Entries from a dataset
----

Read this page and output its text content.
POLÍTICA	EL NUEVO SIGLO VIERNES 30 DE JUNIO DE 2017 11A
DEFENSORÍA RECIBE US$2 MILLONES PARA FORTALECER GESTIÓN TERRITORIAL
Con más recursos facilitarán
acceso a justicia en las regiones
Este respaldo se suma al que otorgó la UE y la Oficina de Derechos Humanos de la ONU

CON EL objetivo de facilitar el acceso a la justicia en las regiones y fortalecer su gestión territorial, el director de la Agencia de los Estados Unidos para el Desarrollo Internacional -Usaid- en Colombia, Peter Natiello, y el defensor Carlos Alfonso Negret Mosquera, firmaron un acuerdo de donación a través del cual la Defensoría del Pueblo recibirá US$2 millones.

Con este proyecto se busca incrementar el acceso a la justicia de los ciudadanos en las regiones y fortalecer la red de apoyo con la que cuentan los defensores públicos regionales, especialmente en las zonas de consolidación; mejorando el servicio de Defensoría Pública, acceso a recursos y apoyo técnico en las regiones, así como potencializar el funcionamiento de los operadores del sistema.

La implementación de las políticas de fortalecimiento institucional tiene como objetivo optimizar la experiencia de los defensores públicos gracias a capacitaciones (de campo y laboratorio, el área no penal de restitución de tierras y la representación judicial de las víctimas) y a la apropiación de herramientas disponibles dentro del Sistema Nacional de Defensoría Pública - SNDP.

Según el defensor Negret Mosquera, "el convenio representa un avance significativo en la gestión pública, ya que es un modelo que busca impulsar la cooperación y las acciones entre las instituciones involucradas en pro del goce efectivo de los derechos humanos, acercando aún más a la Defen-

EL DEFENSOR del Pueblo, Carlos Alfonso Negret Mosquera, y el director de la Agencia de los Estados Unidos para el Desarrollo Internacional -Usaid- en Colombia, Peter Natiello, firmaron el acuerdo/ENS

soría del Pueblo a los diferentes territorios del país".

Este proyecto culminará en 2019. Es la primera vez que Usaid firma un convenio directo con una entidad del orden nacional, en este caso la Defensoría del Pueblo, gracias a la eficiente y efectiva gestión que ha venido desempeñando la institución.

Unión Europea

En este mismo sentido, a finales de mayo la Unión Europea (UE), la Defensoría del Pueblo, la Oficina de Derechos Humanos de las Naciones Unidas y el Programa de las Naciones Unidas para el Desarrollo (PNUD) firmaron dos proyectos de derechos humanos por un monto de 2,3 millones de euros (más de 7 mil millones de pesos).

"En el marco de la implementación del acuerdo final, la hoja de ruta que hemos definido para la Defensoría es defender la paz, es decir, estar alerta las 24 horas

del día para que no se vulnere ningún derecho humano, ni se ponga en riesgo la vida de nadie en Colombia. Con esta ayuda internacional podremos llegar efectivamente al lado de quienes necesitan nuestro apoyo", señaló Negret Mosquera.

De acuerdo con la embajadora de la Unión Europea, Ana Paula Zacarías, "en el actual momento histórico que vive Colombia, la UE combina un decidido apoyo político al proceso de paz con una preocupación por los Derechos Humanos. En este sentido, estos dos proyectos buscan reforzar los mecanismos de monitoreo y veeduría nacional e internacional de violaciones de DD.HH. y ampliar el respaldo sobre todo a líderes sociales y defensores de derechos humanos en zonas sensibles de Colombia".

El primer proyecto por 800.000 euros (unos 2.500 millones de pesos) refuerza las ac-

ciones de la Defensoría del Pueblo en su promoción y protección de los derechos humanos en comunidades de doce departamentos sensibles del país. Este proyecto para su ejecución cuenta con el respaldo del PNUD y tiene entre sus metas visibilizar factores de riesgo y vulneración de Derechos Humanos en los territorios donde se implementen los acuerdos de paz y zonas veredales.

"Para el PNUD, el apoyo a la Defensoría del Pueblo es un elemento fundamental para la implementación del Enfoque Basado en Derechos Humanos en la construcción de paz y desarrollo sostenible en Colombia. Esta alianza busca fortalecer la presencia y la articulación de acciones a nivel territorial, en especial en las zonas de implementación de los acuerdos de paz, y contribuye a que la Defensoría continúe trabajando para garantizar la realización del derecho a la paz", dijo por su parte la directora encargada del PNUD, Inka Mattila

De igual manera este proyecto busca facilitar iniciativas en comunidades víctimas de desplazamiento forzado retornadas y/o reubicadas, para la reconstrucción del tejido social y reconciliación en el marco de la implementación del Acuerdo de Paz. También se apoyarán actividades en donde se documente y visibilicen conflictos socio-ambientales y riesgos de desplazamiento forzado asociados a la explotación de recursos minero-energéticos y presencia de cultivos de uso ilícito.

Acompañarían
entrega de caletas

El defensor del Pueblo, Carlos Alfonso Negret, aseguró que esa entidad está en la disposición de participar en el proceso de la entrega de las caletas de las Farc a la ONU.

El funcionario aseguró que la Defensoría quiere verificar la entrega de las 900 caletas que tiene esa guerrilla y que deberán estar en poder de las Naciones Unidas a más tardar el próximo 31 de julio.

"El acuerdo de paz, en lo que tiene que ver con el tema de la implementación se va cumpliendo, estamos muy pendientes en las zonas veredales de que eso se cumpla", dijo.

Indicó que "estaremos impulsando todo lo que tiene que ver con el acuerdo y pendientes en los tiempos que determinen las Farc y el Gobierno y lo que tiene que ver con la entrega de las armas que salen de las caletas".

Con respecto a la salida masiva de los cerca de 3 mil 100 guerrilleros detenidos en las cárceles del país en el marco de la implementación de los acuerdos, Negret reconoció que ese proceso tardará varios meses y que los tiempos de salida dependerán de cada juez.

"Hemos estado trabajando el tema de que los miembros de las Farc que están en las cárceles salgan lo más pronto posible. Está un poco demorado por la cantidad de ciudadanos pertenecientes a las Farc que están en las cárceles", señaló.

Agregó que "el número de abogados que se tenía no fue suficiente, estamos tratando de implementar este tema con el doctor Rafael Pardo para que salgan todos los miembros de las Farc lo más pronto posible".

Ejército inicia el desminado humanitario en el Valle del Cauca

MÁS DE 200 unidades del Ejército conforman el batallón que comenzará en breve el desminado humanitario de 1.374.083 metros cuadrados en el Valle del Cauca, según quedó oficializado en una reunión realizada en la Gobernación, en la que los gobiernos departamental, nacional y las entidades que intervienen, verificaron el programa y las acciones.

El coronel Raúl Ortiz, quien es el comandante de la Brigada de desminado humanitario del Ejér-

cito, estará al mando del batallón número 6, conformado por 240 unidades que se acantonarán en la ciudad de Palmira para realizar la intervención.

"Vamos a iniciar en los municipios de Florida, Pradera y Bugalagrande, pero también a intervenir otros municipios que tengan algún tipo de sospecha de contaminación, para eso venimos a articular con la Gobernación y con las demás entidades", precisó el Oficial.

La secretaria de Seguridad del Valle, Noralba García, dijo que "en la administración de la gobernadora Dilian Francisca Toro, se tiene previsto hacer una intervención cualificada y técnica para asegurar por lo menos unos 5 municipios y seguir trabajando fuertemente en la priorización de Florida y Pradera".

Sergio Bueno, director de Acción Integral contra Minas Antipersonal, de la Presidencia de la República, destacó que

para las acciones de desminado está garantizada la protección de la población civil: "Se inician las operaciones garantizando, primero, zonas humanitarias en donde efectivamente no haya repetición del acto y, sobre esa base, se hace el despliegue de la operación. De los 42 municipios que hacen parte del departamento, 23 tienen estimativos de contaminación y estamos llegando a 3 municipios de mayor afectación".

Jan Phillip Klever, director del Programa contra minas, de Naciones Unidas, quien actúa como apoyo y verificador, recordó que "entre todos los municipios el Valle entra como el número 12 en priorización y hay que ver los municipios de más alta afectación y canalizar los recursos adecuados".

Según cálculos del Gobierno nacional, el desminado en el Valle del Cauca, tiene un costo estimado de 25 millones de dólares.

----

- What to work on: From the data above, copy each line where the string "todos" appears.

- Complete output:
Agregó que "el número de abogados que se tenía no fue suficiente, estamos tratando de implementar este tema con el doctor Rafael Pardo para que salgan todos los miembros de las Farc lo más pronto posible".
Jan Phillip Klever, director del Programa contra minas, de Naciones Unidas, quien actúa como apoyo y verificador, recordó que "entre todos los municipios el Valle entra como el número 12 en priorización y hay que ver los municipios de más alta afectación y canalizar los recursos adecuados".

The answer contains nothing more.